┌─ Exercise material

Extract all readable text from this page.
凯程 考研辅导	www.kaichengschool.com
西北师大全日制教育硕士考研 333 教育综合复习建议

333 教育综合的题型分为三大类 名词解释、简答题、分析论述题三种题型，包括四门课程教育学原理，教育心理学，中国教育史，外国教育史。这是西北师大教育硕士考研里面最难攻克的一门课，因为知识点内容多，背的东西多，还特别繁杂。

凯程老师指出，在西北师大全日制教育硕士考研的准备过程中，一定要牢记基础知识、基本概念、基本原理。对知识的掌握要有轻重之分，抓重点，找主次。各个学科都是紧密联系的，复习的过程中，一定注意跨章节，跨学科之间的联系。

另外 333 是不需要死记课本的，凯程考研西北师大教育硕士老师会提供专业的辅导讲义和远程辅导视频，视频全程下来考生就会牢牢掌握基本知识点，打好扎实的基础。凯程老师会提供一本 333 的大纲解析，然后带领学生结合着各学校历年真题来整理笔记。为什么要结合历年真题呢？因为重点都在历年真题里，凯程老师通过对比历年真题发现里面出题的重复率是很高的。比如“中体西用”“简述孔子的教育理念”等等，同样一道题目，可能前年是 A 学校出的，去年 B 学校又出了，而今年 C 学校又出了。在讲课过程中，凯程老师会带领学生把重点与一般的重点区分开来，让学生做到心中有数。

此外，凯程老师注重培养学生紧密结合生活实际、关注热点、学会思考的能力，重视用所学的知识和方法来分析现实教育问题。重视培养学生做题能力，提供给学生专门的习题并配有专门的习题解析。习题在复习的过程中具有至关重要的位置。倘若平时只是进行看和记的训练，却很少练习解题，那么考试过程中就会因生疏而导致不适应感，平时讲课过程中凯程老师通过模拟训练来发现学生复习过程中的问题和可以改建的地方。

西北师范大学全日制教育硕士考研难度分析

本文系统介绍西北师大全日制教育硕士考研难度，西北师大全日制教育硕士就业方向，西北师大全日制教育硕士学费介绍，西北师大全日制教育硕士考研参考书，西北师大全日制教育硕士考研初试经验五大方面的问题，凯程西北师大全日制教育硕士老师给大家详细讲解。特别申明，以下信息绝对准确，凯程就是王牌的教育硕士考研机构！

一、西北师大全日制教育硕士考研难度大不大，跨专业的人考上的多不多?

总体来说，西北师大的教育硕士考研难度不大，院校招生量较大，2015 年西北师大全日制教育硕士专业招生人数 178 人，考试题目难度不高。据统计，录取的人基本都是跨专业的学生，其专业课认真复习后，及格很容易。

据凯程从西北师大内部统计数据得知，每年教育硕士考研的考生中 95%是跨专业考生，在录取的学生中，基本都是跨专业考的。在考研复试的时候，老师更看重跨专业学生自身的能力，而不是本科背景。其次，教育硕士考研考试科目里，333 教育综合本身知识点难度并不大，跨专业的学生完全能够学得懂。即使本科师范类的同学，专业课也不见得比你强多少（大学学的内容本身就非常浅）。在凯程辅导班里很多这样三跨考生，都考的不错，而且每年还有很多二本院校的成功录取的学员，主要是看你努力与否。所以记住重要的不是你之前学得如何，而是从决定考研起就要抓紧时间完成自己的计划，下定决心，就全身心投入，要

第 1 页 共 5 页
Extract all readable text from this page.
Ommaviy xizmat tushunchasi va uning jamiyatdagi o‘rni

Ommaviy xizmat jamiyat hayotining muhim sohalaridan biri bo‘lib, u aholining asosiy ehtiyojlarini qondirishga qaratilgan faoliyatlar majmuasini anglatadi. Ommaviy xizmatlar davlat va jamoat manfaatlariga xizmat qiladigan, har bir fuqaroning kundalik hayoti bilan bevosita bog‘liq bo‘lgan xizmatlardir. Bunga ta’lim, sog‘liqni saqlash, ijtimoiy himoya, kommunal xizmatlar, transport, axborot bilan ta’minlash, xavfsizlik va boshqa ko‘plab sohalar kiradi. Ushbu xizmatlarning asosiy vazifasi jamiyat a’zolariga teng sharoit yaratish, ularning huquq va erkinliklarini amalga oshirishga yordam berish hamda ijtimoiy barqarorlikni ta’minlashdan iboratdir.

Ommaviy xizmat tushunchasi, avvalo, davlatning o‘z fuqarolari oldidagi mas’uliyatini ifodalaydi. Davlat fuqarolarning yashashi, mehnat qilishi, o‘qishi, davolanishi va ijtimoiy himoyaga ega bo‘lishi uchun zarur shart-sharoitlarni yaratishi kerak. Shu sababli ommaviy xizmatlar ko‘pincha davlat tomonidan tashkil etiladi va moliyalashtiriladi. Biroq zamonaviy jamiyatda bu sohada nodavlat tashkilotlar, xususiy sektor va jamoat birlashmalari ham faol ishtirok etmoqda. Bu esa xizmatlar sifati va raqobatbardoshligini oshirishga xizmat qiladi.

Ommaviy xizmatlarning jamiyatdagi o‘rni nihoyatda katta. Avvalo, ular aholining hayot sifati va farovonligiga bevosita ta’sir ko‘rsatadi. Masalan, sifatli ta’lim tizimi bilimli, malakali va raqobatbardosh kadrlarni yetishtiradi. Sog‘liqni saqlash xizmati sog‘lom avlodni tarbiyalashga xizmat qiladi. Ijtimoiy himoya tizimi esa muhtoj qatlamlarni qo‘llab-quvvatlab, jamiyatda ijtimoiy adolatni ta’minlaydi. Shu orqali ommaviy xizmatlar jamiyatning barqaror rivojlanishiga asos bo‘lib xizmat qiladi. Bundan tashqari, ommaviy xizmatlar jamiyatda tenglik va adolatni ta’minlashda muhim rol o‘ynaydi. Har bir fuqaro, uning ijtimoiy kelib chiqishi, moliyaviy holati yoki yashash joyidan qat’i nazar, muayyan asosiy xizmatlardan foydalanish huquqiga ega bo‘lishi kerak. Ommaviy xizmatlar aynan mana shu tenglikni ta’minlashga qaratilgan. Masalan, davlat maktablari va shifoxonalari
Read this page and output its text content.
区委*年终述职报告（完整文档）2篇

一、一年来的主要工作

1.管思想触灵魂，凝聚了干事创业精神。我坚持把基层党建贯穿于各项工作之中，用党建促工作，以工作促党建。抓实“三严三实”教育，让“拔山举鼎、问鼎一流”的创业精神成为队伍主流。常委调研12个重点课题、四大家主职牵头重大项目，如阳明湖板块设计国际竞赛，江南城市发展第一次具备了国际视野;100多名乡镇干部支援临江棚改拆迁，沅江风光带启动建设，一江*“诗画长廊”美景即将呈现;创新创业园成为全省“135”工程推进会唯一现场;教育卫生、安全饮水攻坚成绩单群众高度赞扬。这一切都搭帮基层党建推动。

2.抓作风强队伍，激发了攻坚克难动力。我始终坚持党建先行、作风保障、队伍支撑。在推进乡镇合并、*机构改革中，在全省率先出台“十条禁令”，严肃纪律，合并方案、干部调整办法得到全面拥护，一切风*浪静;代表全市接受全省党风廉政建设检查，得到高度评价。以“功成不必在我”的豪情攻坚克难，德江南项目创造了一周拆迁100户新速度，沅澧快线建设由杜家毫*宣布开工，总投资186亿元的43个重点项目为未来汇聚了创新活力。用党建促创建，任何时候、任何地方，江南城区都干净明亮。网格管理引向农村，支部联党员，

└─

What this task involves – Give an exact repetition of all the material.

Response –
Extract all readable text from this page.
凯程 考研辅导	www.kaichengschool.com
西北师大全日制教育硕士考研 333 教育综合复习建议

333 教育综合的题型分为三大类 名词解释、简答题、分析论述题三种题型，包括四门课程教育学原理，教育心理学，中国教育史，外国教育史。这是西北师大教育硕士考研里面最难攻克的一门课，因为知识点内容多，背的东西多，还特别繁杂。

凯程老师指出，在西北师大全日制教育硕士考研的准备过程中，一定要牢记基础知识、基本概念、基本原理。对知识的掌握要有轻重之分，抓重点，找主次。各个学科都是紧密联系的，复习的过程中，一定注意跨章节，跨学科之间的联系。

另外 333 是不需要死记课本的，凯程考研西北师大教育硕士老师会提供专业的辅导讲义和远程辅导视频，视频全程下来考生就会牢牢掌握基本知识点，打好扎实的基础。凯程老师会提供一本 333 的大纲解析，然后带领学生结合着各学校历年真题来整理笔记。为什么要结合历年真题呢？因为重点都在历年真题里，凯程老师通过对比历年真题发现里面出题的重复率是很高的。比如“中体西用”“简述孔子的教育理念”等等，同样一道题目，可能前年是 A 学校出的，去年 B 学校又出了，而今年 C 学校又出了。在讲课过程中，凯程老师会带领学生把重点与一般的重点区分开来，让学生做到心中有数。

此外，凯程老师注重培养学生紧密结合生活实际、关注热点、学会思考的能力，重视用所学的知识和方法来分析现实教育问题。重视培养学生做题能力，提供给学生专门的习题并配有专门的习题解析。习题在复习的过程中具有至关重要的位置。倘若平时只是进行看和记的训练，却很少练习解题，那么考试过程中就会因生疏而导致不适应感，平时讲课过程中凯程老师通过模拟训练来发现学生复习过程中的问题和可以改建的地方。

西北师范大学全日制教育硕士考研难度分析

本文系统介绍西北师大全日制教育硕士考研难度，西北师大全日制教育硕士就业方向，西北师大全日制教育硕士学费介绍，西北师大全日制教育硕士考研参考书，西北师大全日制教育硕士考研初试经验五大方面的问题，凯程西北师大全日制教育硕士老师给大家详细讲解。特别申明，以下信息绝对准确，凯程就是王牌的教育硕士考研机构！

一、西北师大全日制教育硕士考研难度大不大，跨专业的人考上的多不多?

总体来说，西北师大的教育硕士考研难度不大，院校招生量较大，2015 年西北师大全日制教育硕士专业招生人数 178 人，考试题目难度不高。据统计，录取的人基本都是跨专业的学生，其专业课认真复习后，及格很容易。

据凯程从西北师大内部统计数据得知，每年教育硕士考研的考生中 95%是跨专业考生，在录取的学生中，基本都是跨专业考的。在考研复试的时候，老师更看重跨专业学生自身的能力，而不是本科背景。其次，教育硕士考研考试科目里，333 教育综合本身知识点难度并不大，跨专业的学生完全能够学得懂。即使本科师范类的同学，专业课也不见得比你强多少（大学学的内容本身就非常浅）。在凯程辅导班里很多这样三跨考生，都考的不错，而且每年还有很多二本院校的成功录取的学员，主要是看你努力与否。所以记住重要的不是你之前学得如何，而是从决定考研起就要抓紧时间完成自己的计划，下定决心，就全身心投入，要

第 1 页 共 5 页
Extract all readable text from this page.
Ommaviy xizmat tushunchasi va uning jamiyatdagi o‘rni

Ommaviy xizmat jamiyat hayotining muhim sohalaridan biri bo‘lib, u aholining asosiy ehtiyojlarini qondirishga qaratilgan faoliyatlar majmuasini anglatadi. Ommaviy xizmatlar davlat va jamoat manfaatlariga xizmat qiladigan, har bir fuqaroning kundalik hayoti bilan bevosita bog‘liq bo‘lgan xizmatlardir. Bunga ta’lim, sog‘liqni saqlash, ijtimoiy himoya, kommunal xizmatlar, transport, axborot bilan ta’minlash, xavfsizlik va boshqa ko‘plab sohalar kiradi. Ushbu xizmatlarning asosiy vazifasi jamiyat a’zolariga teng sharoit yaratish, ularning huquq va erkinliklarini amalga oshirishga yordam berish hamda ijtimoiy barqarorlikni ta’minlashdan iboratdir.

Ommaviy xizmat tushunchasi, avvalo, davlatning o‘z fuqarolari oldidagi mas’uliyatini ifodalaydi. Davlat fuqarolarning yashashi, mehnat qilishi, o‘qishi, davolanishi va ijtimoiy himoyaga ega bo‘lishi uchun zarur shart-sharoitlarni yaratishi kerak. Shu sababli ommaviy xizmatlar ko‘pincha davlat tomonidan tashkil etiladi va moliyalashtiriladi. Biroq zamonaviy jamiyatda bu sohada nodavlat tashkilotlar, xususiy sektor va jamoat birlashmalari ham faol ishtirok etmoqda. Bu esa xizmatlar sifati va raqobatbardoshligini oshirishga xizmat qiladi.

Ommaviy xizmatlarning jamiyatdagi o‘rni nihoyatda katta. Avvalo, ular aholining hayot sifati va farovonligiga bevosita ta’sir ko‘rsatadi. Masalan, sifatli ta’lim tizimi bilimli, malakali va raqobatbardosh kadrlarni yetishtiradi. Sog‘liqni saqlash xizmati sog‘lom avlodni tarbiyalashga xizmat qiladi. Ijtimoiy himoya tizimi esa muhtoj qatlamlarni qo‘llab-quvvatlab, jamiyatda ijtimoiy adolatni ta’minlaydi. Shu orqali ommaviy xizmatlar jamiyatning barqaror rivojlanishiga asos bo‘lib xizmat qiladi. Bundan tashqari, ommaviy xizmatlar jamiyatda tenglik va adolatni ta’minlashda muhim rol o‘ynaydi. Har bir fuqaro, uning ijtimoiy kelib chiqishi, moliyaviy holati yoki yashash joyidan qat’i nazar, muayyan asosiy xizmatlardan foydalanish huquqiga ega bo‘lishi kerak. Ommaviy xizmatlar aynan mana shu tenglikni ta’minlashga qaratilgan. Masalan, davlat maktablari va shifoxonalari
Read this page and output its text content.
区委*年终述职报告（完整文档）2篇

一、一年来的主要工作

1.管思想触灵魂，凝聚了干事创业精神。我坚持把基层党建贯穿于各项工作之中，用党建促工作，以工作促党建。抓实“三严三实”教育，让“拔山举鼎、问鼎一流”的创业精神成为队伍主流。常委调研12个重点课题、四大家主职牵头重大项目，如阳明湖板块设计国际竞赛，江南城市发展第一次具备了国际视野;100多名乡镇干部支援临江棚改拆迁，沅江风光带启动建设，一江*“诗画长廊”美景即将呈现;创新创业园成为全省“135”工程推进会唯一现场;教育卫生、安全饮水攻坚成绩单群众高度赞扬。这一切都搭帮基层党建推动。

2.抓作风强队伍，激发了攻坚克难动力。我始终坚持党建先行、作风保障、队伍支撑。在推进乡镇合并、*机构改革中，在全省率先出台“十条禁令”，严肃纪律，合并方案、干部调整办法得到全面拥护，一切风*浪静;代表全市接受全省党风廉政建设检查，得到高度评价。以“功成不必在我”的豪情攻坚克难，德江南项目创造了一周拆迁100户新速度，沅澧快线建设由杜家毫*宣布开工，总投资186亿元的43个重点项目为未来汇聚了创新活力。用党建促创建，任何时候、任何地方，江南城区都干净明亮。网格管理引向农村，支部联党员，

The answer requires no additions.